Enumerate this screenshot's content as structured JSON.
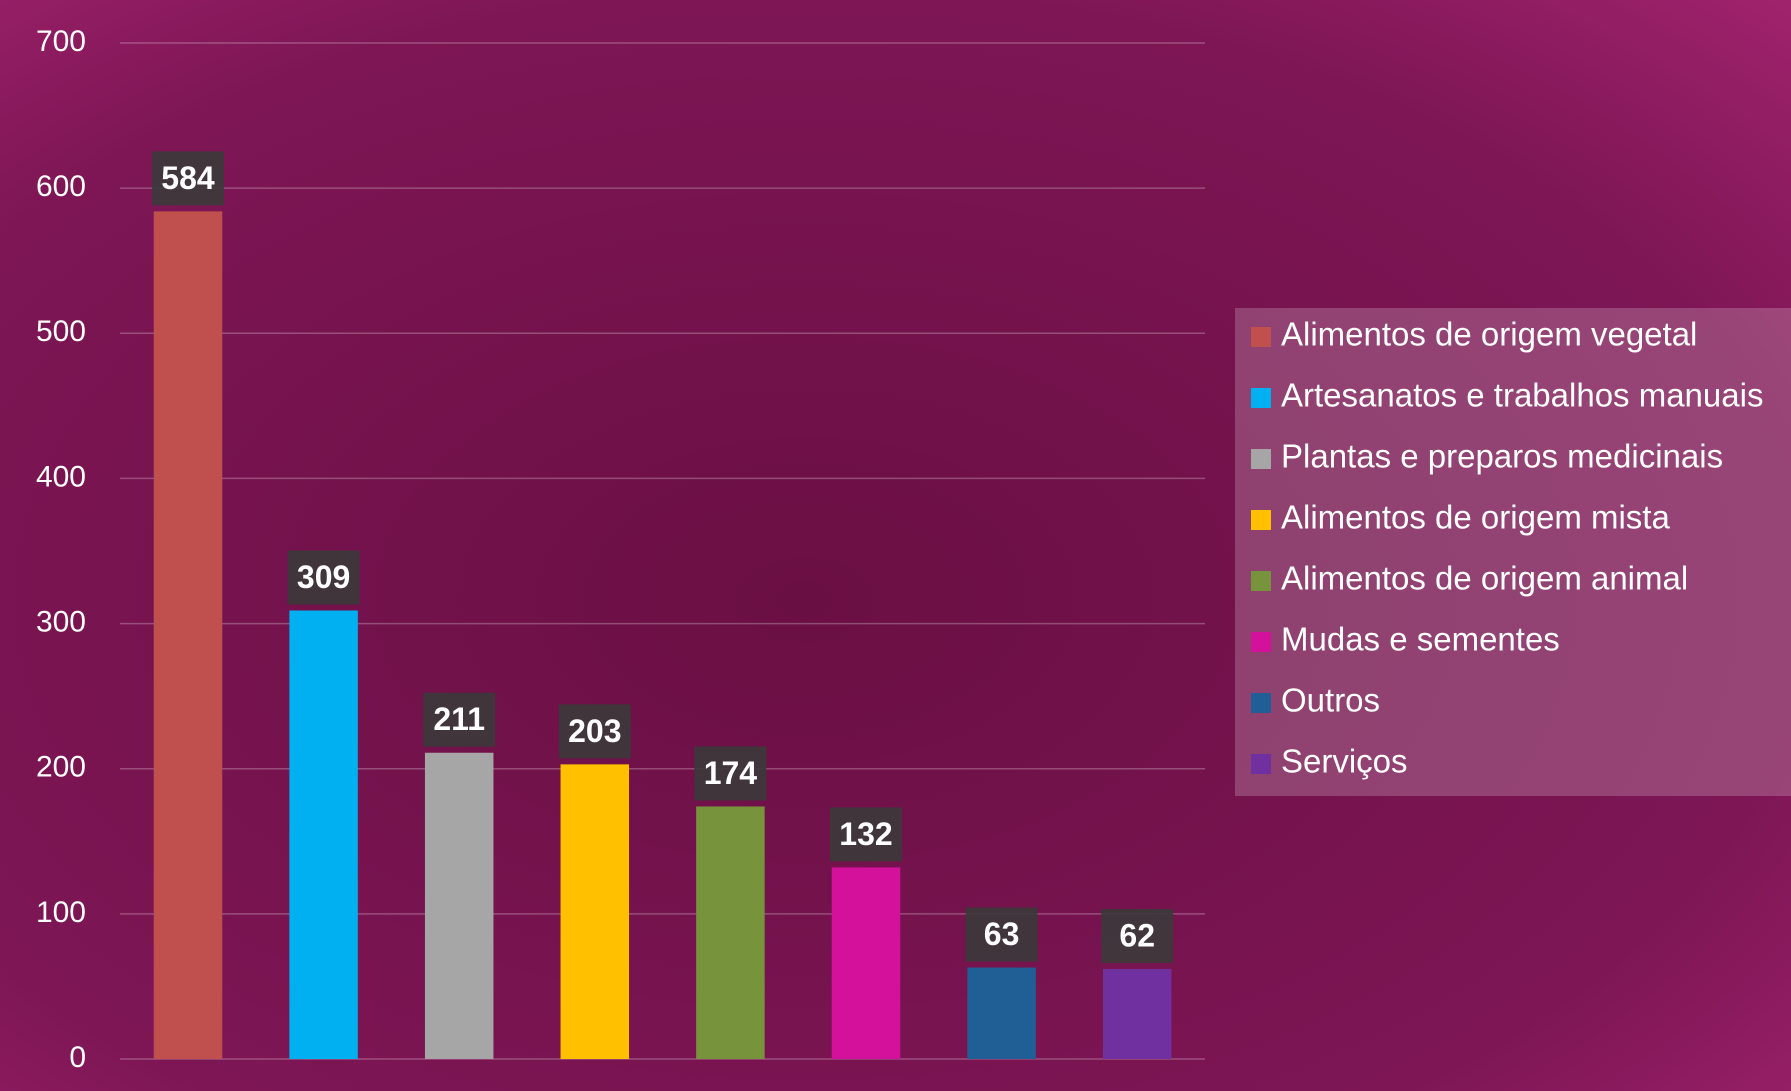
{
  "chart_data": {
    "type": "bar",
    "categories": [
      null
    ],
    "series": [
      {
        "name": "Alimentos de origem vegetal",
        "color": "#c0504d",
        "values": [
          584
        ]
      },
      {
        "name": "Artesanatos e trabalhos manuais",
        "color": "#00b0f0",
        "values": [
          309
        ]
      },
      {
        "name": "Plantas e preparos medicinais",
        "color": "#a6a6a6",
        "values": [
          211
        ]
      },
      {
        "name": "Alimentos de origem mista",
        "color": "#ffc000",
        "values": [
          203
        ]
      },
      {
        "name": "Alimentos de origem animal",
        "color": "#77933c",
        "values": [
          174
        ]
      },
      {
        "name": "Mudas e sementes",
        "color": "#d4119a",
        "values": [
          132
        ]
      },
      {
        "name": "Outros",
        "color": "#1f5f96",
        "values": [
          63
        ]
      },
      {
        "name": "Serviços",
        "color": "#7030a0",
        "values": [
          62
        ]
      }
    ],
    "ylim": [
      0,
      700
    ],
    "yticks": [
      0,
      100,
      200,
      300,
      400,
      500,
      600,
      700
    ],
    "grid": true,
    "legend": "right"
  }
}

- [What the exercise asks]:
Each record must be quoted in full and exactly. Do not include the pictures.

- [Finished exercise]:
Enumerate this screenshot's content as structured JSON.
{
  "chart_data": {
    "type": "bar",
    "categories": [
      null
    ],
    "series": [
      {
        "name": "Alimentos de origem vegetal",
        "color": "#c0504d",
        "values": [
          584
        ]
      },
      {
        "name": "Artesanatos e trabalhos manuais",
        "color": "#00b0f0",
        "values": [
          309
        ]
      },
      {
        "name": "Plantas e preparos medicinais",
        "color": "#a6a6a6",
        "values": [
          211
        ]
      },
      {
        "name": "Alimentos de origem mista",
        "color": "#ffc000",
        "values": [
          203
        ]
      },
      {
        "name": "Alimentos de origem animal",
        "color": "#77933c",
        "values": [
          174
        ]
      },
      {
        "name": "Mudas e sementes",
        "color": "#d4119a",
        "values": [
          132
        ]
      },
      {
        "name": "Outros",
        "color": "#1f5f96",
        "values": [
          63
        ]
      },
      {
        "name": "Serviços",
        "color": "#7030a0",
        "values": [
          62
        ]
      }
    ],
    "ylim": [
      0,
      700
    ],
    "yticks": [
      0,
      100,
      200,
      300,
      400,
      500,
      600,
      700
    ],
    "grid": true,
    "legend": "right"
  }
}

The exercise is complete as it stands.